-- Set problem --
Below are some entries; can you quote all of them exactly?

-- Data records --
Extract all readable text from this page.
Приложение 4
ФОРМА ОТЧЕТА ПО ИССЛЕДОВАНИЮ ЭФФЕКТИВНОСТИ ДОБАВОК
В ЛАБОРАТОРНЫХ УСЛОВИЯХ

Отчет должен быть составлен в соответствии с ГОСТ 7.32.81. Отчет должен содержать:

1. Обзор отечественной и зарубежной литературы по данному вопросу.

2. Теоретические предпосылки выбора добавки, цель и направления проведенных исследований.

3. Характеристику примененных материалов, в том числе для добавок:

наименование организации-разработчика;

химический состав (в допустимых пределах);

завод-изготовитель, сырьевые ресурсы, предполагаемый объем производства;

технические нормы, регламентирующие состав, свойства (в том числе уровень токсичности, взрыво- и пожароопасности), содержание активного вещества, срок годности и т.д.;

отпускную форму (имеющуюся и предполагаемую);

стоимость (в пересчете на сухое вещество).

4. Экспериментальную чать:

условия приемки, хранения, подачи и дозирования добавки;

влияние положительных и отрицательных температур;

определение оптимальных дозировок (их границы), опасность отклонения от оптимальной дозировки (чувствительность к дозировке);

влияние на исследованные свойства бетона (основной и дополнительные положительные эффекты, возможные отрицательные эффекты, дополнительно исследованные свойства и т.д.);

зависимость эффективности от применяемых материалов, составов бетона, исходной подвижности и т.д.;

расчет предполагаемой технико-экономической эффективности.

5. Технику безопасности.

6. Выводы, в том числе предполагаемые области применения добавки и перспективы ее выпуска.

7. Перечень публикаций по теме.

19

-- Response to this exercise --
Extract all readable text from this page.
Приложение 4
ФОРМА ОТЧЕТА ПО ИССЛЕДОВАНИЮ ЭФФЕКТИВНОСТИ ДОБАВОК
В ЛАБОРАТОРНЫХ УСЛОВИЯХ

Отчет должен быть составлен в соответствии с ГОСТ 7.32.81. Отчет должен содержать:

1. Обзор отечественной и зарубежной литературы по данному вопросу.

2. Теоретические предпосылки выбора добавки, цель и направления проведенных исследований.

3. Характеристику примененных материалов, в том числе для добавок:

наименование организации-разработчика;

химический состав (в допустимых пределах);

завод-изготовитель, сырьевые ресурсы, предполагаемый объем производства;

технические нормы, регламентирующие состав, свойства (в том числе уровень токсичности, взрыво- и пожароопасности), содержание активного вещества, срок годности и т.д.;

отпускную форму (имеющуюся и предполагаемую);

стоимость (в пересчете на сухое вещество).

4. Экспериментальную чать:

условия приемки, хранения, подачи и дозирования добавки;

влияние положительных и отрицательных температур;

определение оптимальных дозировок (их границы), опасность отклонения от оптимальной дозировки (чувствительность к дозировке);

влияние на исследованные свойства бетона (основной и дополнительные положительные эффекты, возможные отрицательные эффекты, дополнительно исследованные свойства и т.д.);

зависимость эффективности от применяемых материалов, составов бетона, исходной подвижности и т.д.;

расчет предполагаемой технико-экономической эффективности.

5. Технику безопасности.

6. Выводы, в том числе предполагаемые области применения добавки и перспективы ее выпуска.

7. Перечень публикаций по теме.

19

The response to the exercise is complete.